Supplied records
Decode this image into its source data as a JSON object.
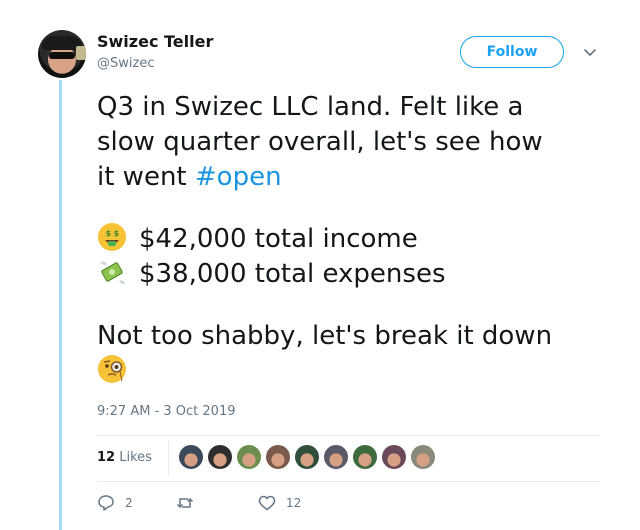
{
  "author": {
    "display_name": "Swizec Teller",
    "handle": "@Swizec"
  },
  "follow_button": {
    "label": "Follow"
  },
  "tweet": {
    "line1": "Q3 in Swizec LLC land. Felt like a",
    "line2": "slow quarter overall, let's see how",
    "line3_text": "it went ",
    "hashtag": "#open",
    "income": "$42,000 total income",
    "expenses": "$38,000 total expenses",
    "closing": "Not too shabby, let's break it down",
    "emojis": [
      "money-mouth-face",
      "money-with-wings",
      "face-with-monocle"
    ]
  },
  "timestamp": "9:27 AM - 3 Oct 2019",
  "likes": {
    "count": "12",
    "label": "Likes",
    "avatars": [
      "#3b4a5a",
      "#2e2e2e",
      "#6b8e4e",
      "#7a5a4a",
      "#2f4f3a",
      "#5a5a6a",
      "#3d6b3d",
      "#6a4a5a",
      "#8a8a7a"
    ]
  },
  "actions": {
    "reply_count": "2",
    "retweet_count": "",
    "like_count": "12"
  },
  "colors": {
    "accent": "#1da1f2",
    "hashtag": "#1b95e0",
    "thread_line": "#a6d9f2",
    "muted": "#657786"
  }
}
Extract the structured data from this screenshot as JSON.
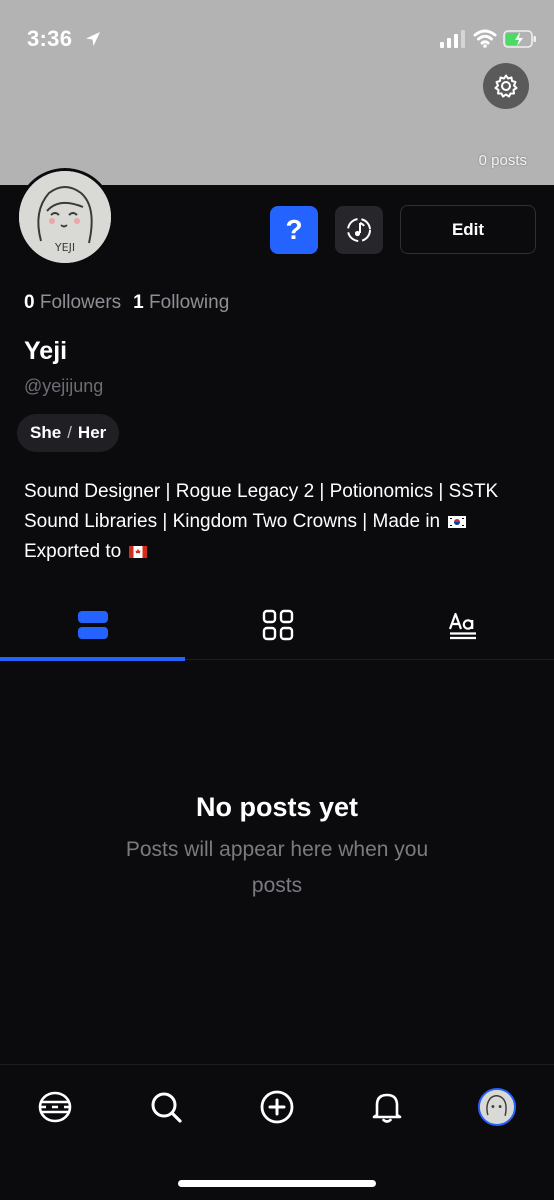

Work to do
Take the data above and repeat it exactly, leaving each picture out.

Result for this exercise
Decode this image into its source data as a JSON object.
{
  "author": {
    "display_name": "Swizec Teller",
    "handle": "@Swizec"
  },
  "follow_button": {
    "label": "Follow"
  },
  "tweet": {
    "line1": "Q3 in Swizec LLC land. Felt like a",
    "line2": "slow quarter overall, let's see how",
    "line3_text": "it went ",
    "hashtag": "#open",
    "income": "$42,000 total income",
    "expenses": "$38,000 total expenses",
    "closing": "Not too shabby, let's break it down",
    "emojis": [
      "money-mouth-face",
      "money-with-wings",
      "face-with-monocle"
    ]
  },
  "timestamp": "9:27 AM - 3 Oct 2019",
  "likes": {
    "count": "12",
    "label": "Likes",
    "avatars": [
      "#3b4a5a",
      "#2e2e2e",
      "#6b8e4e",
      "#7a5a4a",
      "#2f4f3a",
      "#5a5a6a",
      "#3d6b3d",
      "#6a4a5a",
      "#8a8a7a"
    ]
  },
  "actions": {
    "reply_count": "2",
    "retweet_count": "",
    "like_count": "12"
  },
  "colors": {
    "accent": "#1da1f2",
    "hashtag": "#1b95e0",
    "thread_line": "#a6d9f2",
    "muted": "#657786"
  }
}
Extract the structured data from this screenshot as JSON.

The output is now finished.